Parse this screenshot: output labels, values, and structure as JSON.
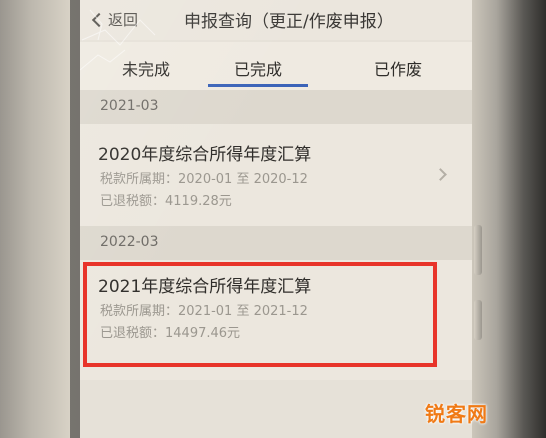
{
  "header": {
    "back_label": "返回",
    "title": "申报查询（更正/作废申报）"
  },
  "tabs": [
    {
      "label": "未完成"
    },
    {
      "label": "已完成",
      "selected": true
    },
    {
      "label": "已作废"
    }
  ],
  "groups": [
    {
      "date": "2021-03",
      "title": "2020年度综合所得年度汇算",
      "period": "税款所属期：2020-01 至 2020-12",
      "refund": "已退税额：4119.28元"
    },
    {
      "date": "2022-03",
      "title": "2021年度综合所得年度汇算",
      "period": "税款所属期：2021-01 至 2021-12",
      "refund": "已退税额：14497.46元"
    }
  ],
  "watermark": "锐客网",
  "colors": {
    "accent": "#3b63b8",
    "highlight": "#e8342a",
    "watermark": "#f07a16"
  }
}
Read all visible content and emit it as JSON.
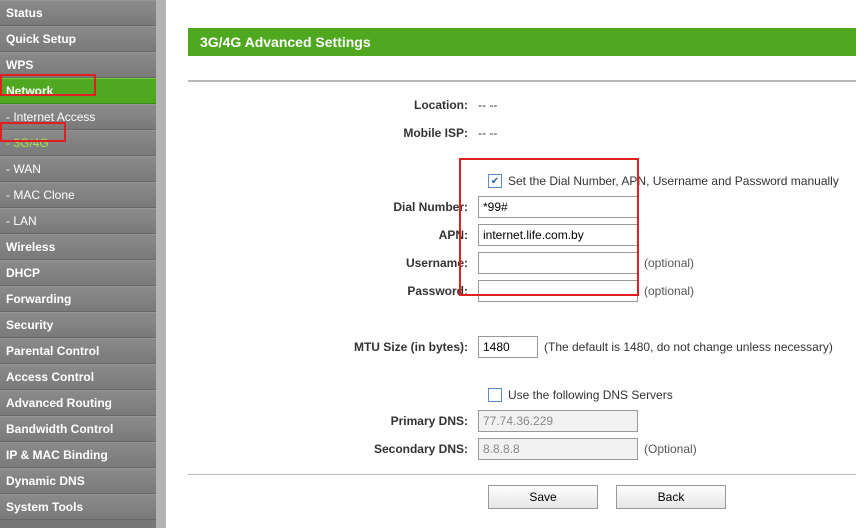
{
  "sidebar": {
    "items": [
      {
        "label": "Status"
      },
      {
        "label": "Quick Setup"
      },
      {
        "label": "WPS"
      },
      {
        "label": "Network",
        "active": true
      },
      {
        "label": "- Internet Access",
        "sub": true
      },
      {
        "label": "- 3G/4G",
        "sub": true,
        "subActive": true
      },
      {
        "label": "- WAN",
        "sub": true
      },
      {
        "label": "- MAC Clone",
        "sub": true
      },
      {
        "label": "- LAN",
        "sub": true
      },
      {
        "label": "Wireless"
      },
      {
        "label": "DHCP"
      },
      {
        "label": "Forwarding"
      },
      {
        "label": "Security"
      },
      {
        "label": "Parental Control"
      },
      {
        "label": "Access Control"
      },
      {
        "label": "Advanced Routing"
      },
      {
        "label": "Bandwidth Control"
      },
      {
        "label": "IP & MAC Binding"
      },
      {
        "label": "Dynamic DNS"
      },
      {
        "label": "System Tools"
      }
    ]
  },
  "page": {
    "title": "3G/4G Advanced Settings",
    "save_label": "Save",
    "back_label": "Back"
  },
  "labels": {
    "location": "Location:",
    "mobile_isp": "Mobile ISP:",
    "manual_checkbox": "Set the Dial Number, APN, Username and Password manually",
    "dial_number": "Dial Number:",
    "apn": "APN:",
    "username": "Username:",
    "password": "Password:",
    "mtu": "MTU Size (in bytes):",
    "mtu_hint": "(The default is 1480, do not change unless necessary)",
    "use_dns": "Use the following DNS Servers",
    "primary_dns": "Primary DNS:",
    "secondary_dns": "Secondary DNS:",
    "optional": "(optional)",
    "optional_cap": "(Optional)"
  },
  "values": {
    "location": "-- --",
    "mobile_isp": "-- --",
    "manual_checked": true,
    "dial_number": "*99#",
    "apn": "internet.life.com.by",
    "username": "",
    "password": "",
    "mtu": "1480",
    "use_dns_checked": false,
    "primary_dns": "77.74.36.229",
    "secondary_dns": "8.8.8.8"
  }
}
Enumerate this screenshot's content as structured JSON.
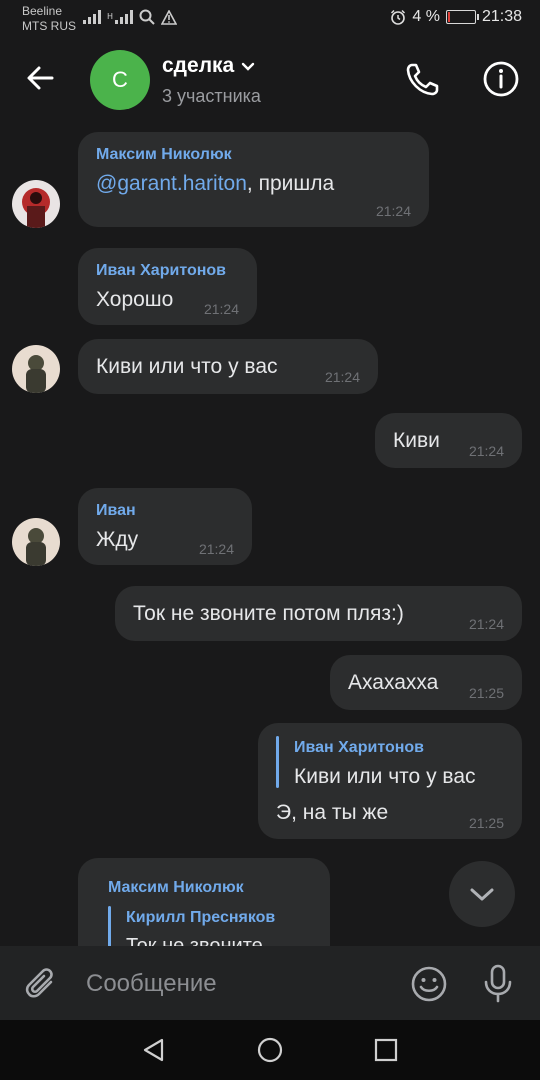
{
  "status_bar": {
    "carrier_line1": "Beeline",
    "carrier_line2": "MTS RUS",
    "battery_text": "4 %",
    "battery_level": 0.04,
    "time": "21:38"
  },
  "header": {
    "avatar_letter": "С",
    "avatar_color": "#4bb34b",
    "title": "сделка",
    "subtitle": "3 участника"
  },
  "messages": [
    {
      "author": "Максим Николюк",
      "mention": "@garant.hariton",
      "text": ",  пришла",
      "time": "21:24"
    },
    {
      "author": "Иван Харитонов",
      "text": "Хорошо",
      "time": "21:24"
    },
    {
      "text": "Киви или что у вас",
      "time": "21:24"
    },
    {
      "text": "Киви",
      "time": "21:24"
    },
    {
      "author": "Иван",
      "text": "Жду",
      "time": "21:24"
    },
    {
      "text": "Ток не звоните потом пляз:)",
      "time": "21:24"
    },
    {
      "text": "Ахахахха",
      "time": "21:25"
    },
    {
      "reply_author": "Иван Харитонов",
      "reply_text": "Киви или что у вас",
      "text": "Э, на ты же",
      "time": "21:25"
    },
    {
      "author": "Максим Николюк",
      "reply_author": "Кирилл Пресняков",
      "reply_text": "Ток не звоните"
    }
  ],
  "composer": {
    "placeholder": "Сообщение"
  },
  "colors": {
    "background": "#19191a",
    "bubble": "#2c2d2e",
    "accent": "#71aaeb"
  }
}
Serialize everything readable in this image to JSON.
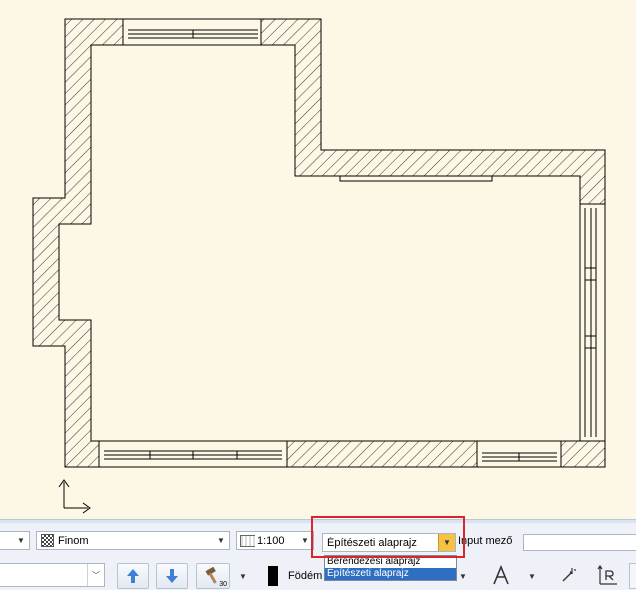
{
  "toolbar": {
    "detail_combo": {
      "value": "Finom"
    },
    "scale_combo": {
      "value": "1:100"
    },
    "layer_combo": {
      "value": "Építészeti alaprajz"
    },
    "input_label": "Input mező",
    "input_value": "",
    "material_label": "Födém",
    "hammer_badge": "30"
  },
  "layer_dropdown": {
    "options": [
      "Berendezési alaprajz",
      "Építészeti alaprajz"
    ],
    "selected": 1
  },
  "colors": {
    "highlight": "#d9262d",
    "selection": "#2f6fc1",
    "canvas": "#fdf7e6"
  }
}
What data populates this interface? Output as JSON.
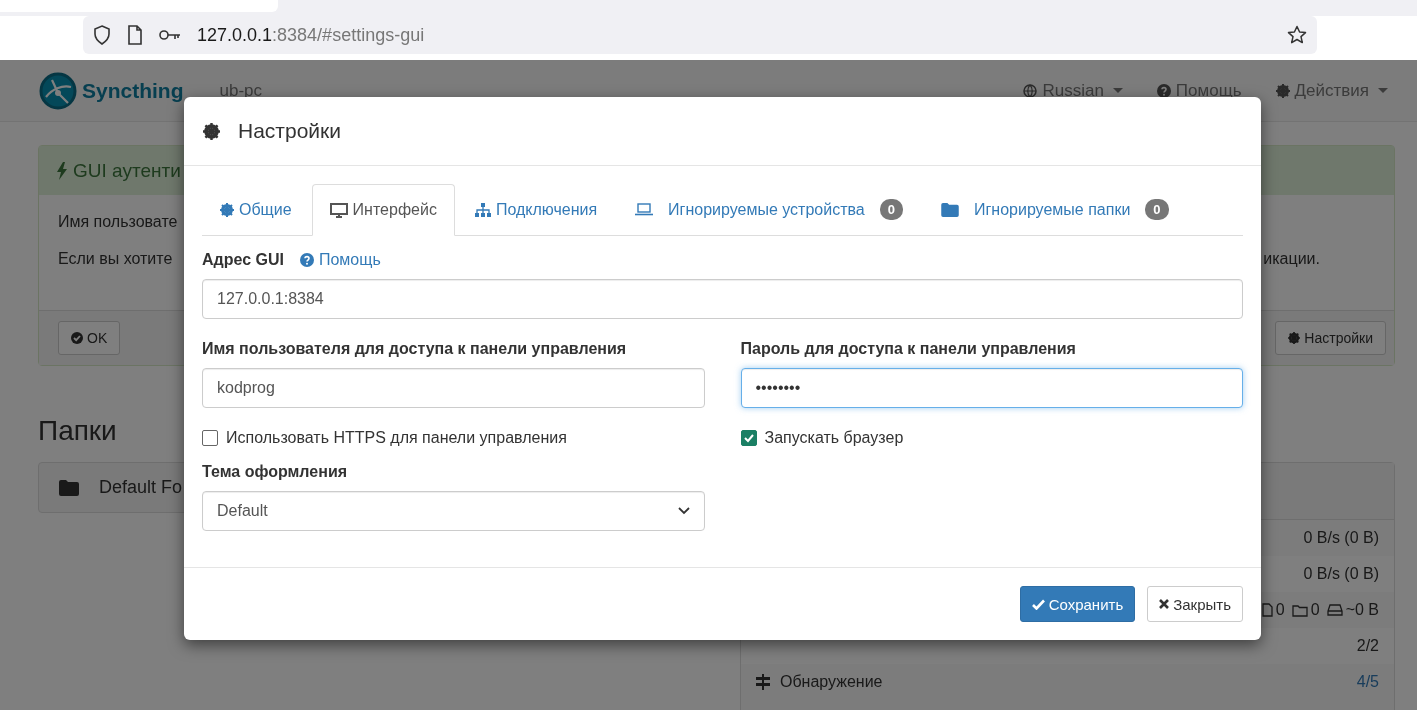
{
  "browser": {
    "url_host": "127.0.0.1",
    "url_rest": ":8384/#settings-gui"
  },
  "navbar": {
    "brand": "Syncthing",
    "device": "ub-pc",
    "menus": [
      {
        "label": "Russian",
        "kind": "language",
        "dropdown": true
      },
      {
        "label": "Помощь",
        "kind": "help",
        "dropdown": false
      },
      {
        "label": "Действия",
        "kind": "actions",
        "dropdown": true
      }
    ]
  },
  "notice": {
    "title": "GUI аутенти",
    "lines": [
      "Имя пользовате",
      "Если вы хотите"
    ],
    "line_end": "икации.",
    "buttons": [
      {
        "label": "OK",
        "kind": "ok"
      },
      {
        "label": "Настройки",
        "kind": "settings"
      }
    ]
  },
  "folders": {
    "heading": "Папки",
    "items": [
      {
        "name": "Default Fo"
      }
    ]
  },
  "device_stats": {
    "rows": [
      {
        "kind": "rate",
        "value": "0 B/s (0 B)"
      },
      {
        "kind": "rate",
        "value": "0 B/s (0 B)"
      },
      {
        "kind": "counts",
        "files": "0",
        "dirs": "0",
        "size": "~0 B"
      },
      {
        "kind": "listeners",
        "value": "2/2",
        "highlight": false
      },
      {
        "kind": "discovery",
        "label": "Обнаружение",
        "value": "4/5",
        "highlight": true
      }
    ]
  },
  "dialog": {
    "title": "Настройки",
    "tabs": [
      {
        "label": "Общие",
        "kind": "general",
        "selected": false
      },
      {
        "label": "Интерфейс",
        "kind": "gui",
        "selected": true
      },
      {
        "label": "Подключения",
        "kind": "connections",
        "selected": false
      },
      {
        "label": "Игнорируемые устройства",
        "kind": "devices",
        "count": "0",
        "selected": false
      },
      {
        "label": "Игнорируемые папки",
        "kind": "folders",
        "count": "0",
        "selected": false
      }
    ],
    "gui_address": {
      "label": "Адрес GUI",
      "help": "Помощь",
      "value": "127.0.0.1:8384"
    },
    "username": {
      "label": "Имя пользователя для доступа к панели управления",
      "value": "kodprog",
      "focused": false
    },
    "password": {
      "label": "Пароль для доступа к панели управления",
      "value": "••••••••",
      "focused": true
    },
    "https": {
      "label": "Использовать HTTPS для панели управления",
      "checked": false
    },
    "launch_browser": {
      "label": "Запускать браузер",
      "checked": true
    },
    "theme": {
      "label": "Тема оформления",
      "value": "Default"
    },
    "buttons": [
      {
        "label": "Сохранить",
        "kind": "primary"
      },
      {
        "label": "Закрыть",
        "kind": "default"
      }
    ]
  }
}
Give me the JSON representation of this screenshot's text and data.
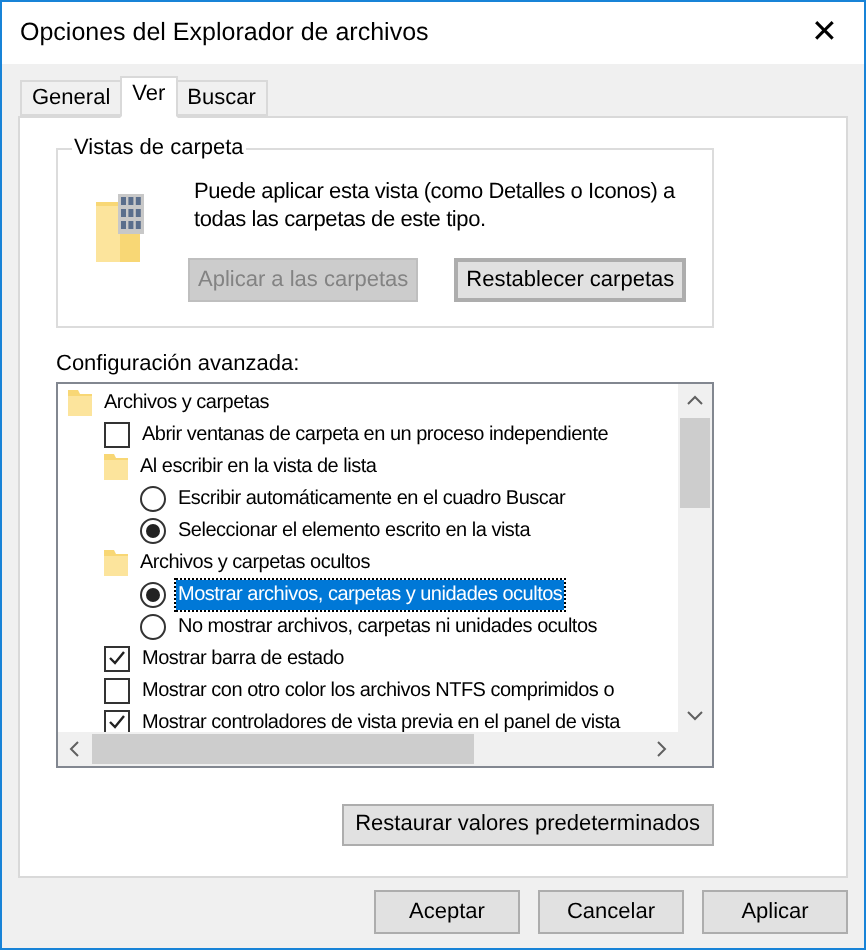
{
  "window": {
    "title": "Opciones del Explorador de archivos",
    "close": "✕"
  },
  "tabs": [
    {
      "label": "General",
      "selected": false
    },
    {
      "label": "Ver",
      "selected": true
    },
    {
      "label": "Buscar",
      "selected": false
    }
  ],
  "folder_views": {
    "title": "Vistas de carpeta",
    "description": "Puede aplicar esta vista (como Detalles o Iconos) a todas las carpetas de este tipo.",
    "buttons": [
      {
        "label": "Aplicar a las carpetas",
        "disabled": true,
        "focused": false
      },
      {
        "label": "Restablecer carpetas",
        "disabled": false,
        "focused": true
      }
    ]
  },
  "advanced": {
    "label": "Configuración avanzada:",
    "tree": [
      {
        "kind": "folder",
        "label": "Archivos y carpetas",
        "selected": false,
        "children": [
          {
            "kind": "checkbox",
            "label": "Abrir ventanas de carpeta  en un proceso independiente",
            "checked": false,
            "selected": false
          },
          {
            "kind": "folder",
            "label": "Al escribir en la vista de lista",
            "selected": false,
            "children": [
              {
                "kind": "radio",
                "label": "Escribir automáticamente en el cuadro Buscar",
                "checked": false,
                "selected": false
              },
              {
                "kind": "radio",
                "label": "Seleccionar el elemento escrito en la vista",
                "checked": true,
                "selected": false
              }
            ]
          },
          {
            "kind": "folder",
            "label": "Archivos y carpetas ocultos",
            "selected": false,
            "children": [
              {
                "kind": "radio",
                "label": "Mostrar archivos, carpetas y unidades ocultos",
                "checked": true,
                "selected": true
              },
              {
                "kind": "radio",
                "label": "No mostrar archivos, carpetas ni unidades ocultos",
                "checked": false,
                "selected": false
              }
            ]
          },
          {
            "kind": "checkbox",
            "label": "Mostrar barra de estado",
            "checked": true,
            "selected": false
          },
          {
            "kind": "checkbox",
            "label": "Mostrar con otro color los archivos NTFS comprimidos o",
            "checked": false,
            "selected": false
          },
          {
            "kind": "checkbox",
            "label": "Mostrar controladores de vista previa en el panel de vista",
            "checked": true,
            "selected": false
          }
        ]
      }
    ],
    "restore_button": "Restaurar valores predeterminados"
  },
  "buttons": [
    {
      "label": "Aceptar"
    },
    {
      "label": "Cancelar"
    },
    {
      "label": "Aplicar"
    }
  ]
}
■ ■ ■ ■
**Given exercise**
Using the entries above, return each line that includes the word "Иван".

**Output for this task**
      "author": "Иван Харитонов",
      "author": "Иван",
      "reply_author": "Иван Харитонов",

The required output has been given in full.